**What you have to do:** Write the entries out again exactly as they stand, but without the pictures.
/---
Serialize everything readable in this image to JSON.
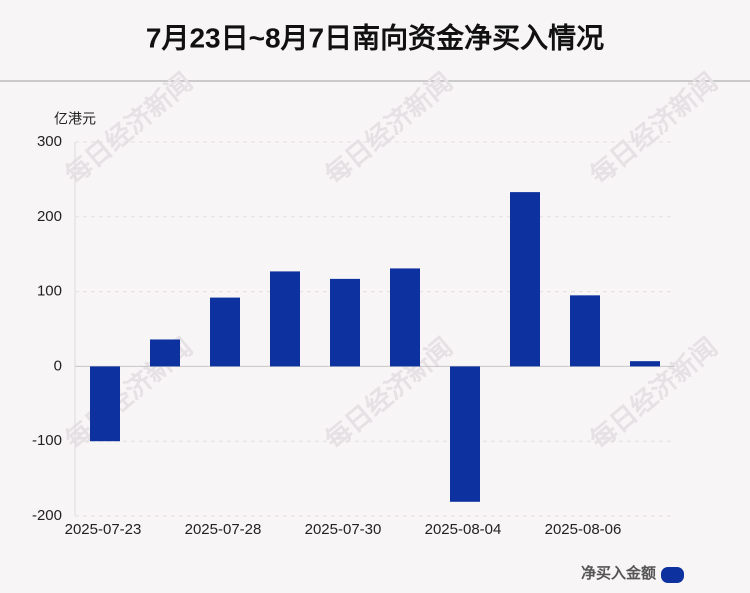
{
  "chart_data": {
    "type": "bar",
    "title": "7月23日~8月7日南向资金净买入情况",
    "y_unit": "亿港元",
    "watermark": "每日经济新闻",
    "categories": [
      "2025-07-23",
      null,
      "2025-07-28",
      null,
      "2025-07-30",
      null,
      "2025-08-04",
      null,
      "2025-08-06",
      null
    ],
    "series": [
      {
        "name": "净买入金额",
        "color": "#0d32a0",
        "values": [
          -100,
          36,
          92,
          127,
          117,
          131,
          -181,
          233,
          95,
          7
        ]
      }
    ],
    "ylim": [
      -200,
      300
    ],
    "yticks": [
      -200,
      -100,
      0,
      100,
      200,
      300
    ],
    "grid": true,
    "legend": "bottom-right"
  }
}
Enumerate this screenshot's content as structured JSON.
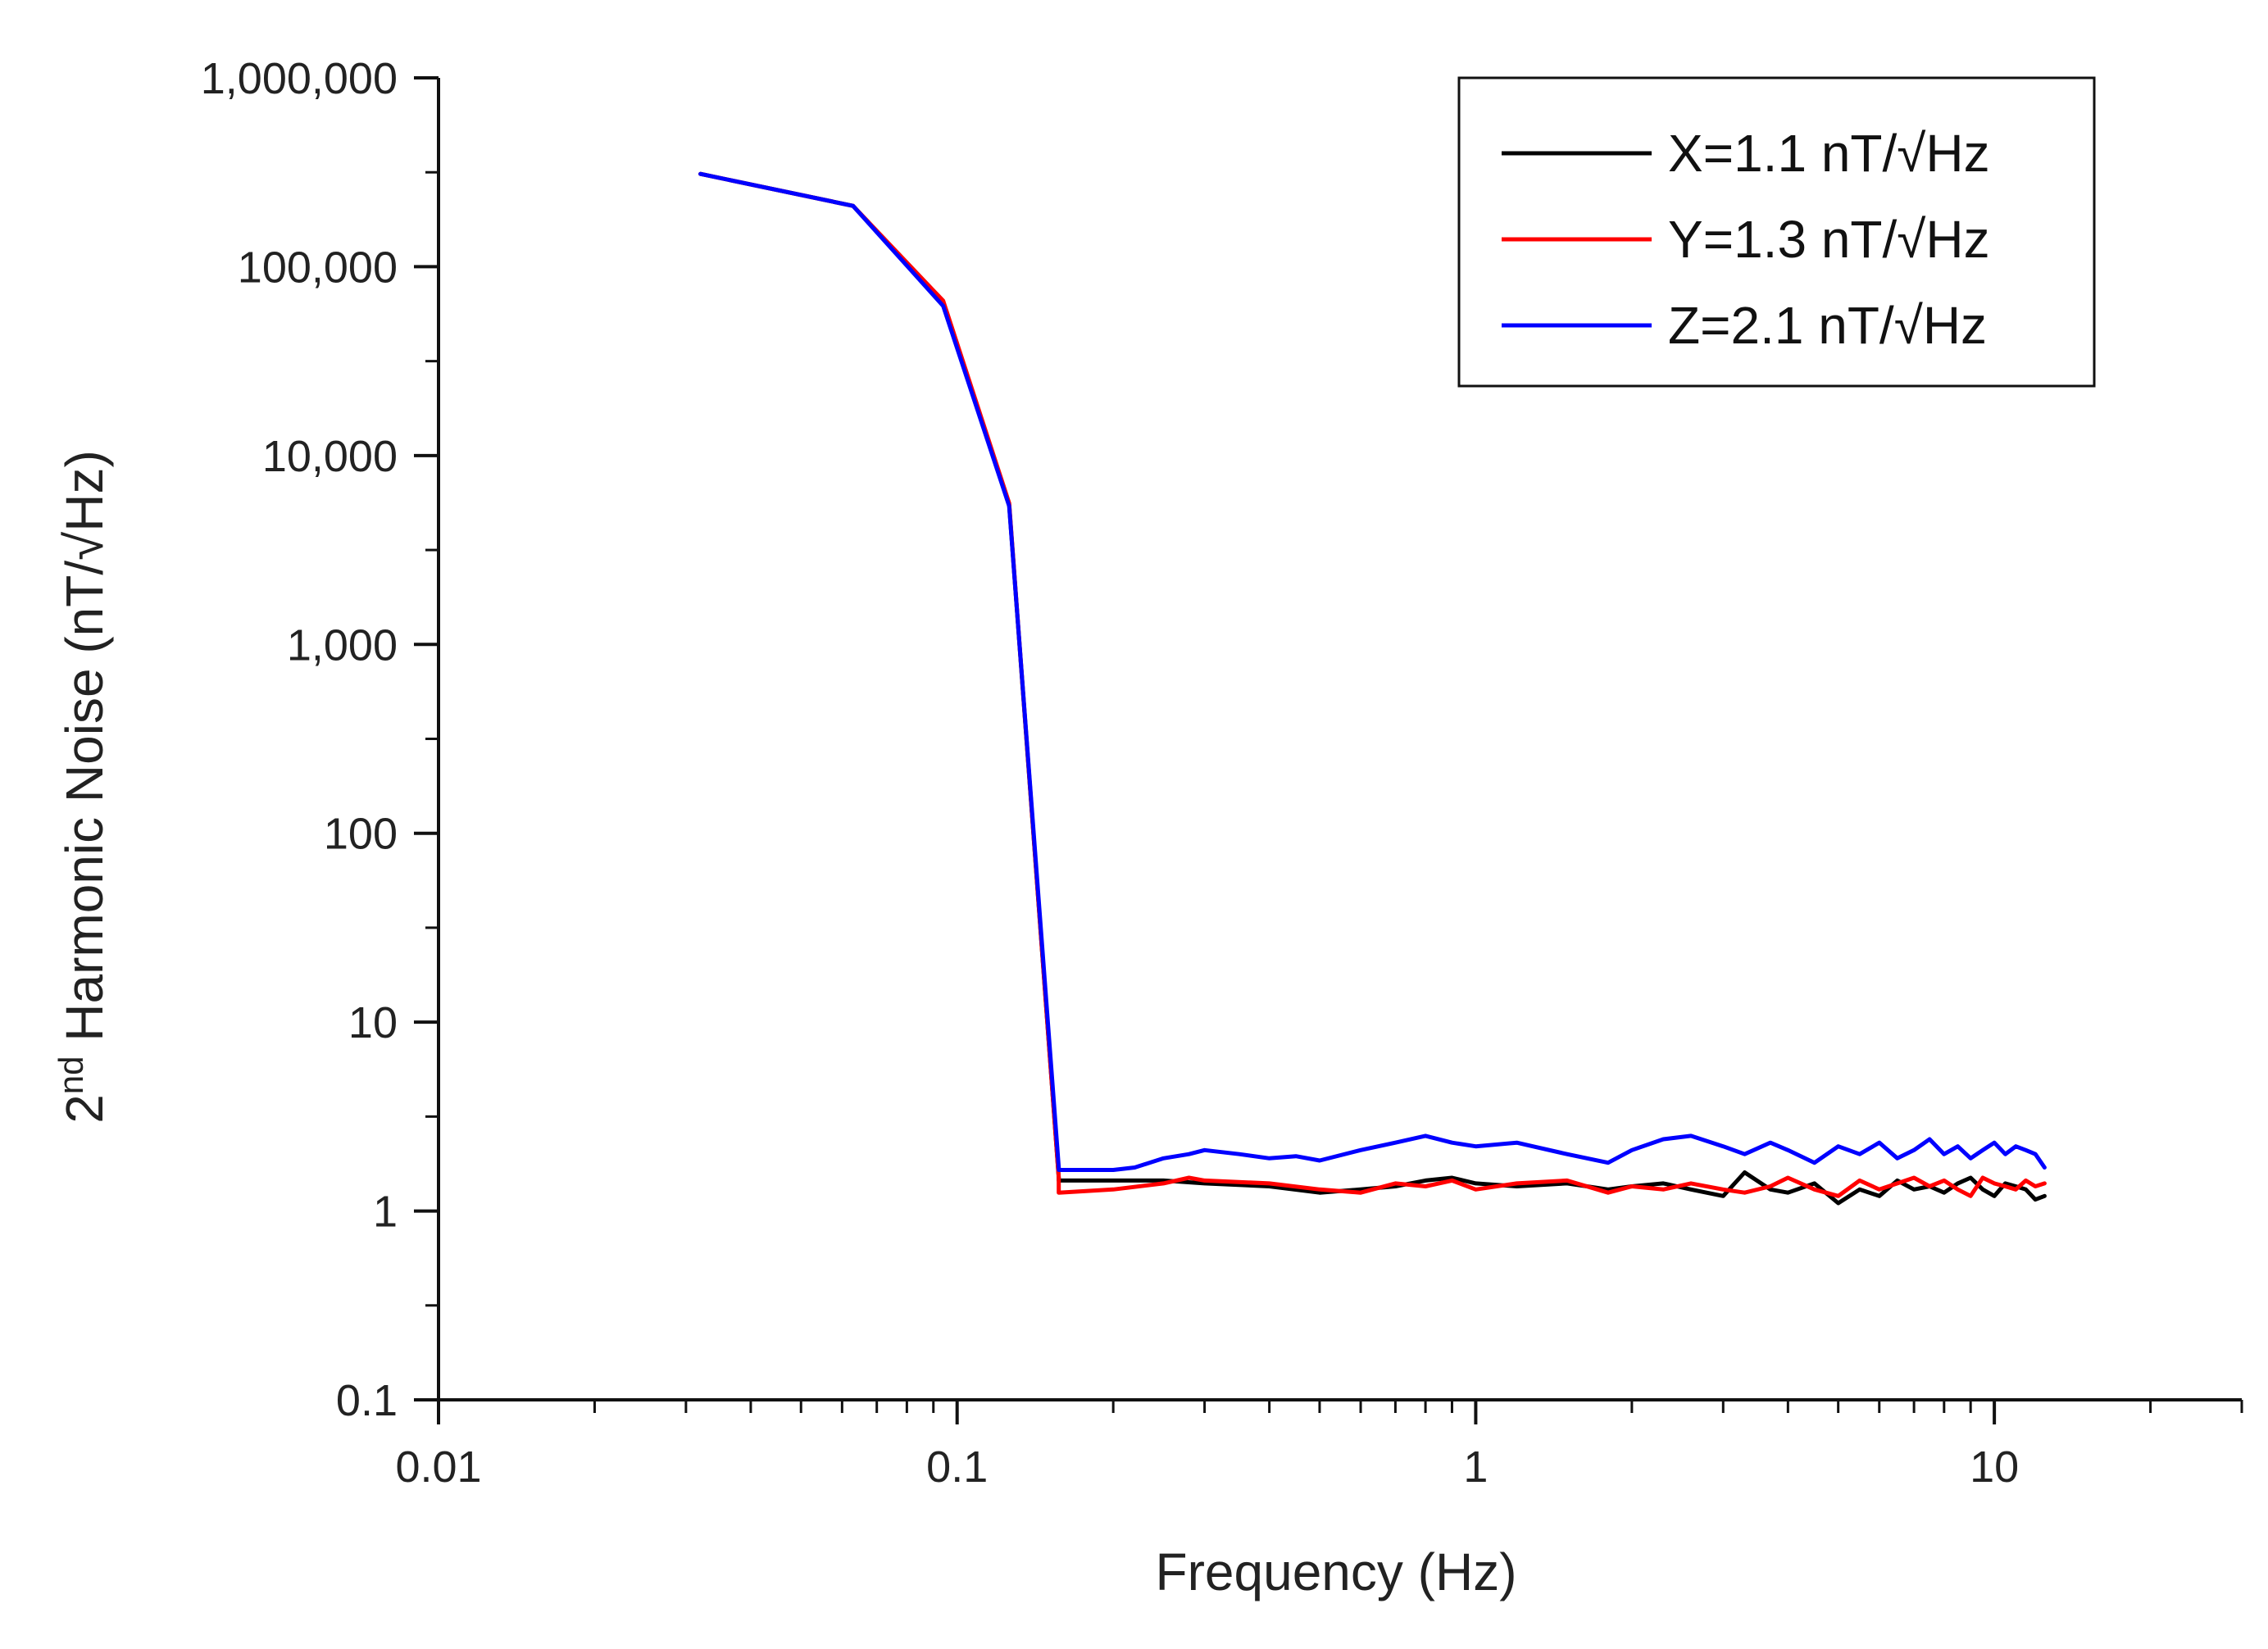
\---
**Reply:**
Serialize everything readable in this image to JSON.
{
  "chart_data": {
    "type": "bar",
    "title": "7月23日~8月7日南向资金净买入情况",
    "y_unit": "亿港元",
    "watermark": "每日经济新闻",
    "categories": [
      "2025-07-23",
      null,
      "2025-07-28",
      null,
      "2025-07-30",
      null,
      "2025-08-04",
      null,
      "2025-08-06",
      null
    ],
    "series": [
      {
        "name": "净买入金额",
        "color": "#0d32a0",
        "values": [
          -100,
          36,
          92,
          127,
          117,
          131,
          -181,
          233,
          95,
          7
        ]
      }
    ],
    "ylim": [
      -200,
      300
    ],
    "yticks": [
      -200,
      -100,
      0,
      100,
      200,
      300
    ],
    "grid": true,
    "legend": "bottom-right"
  }
}
Enumerate this screenshot's content as structured JSON.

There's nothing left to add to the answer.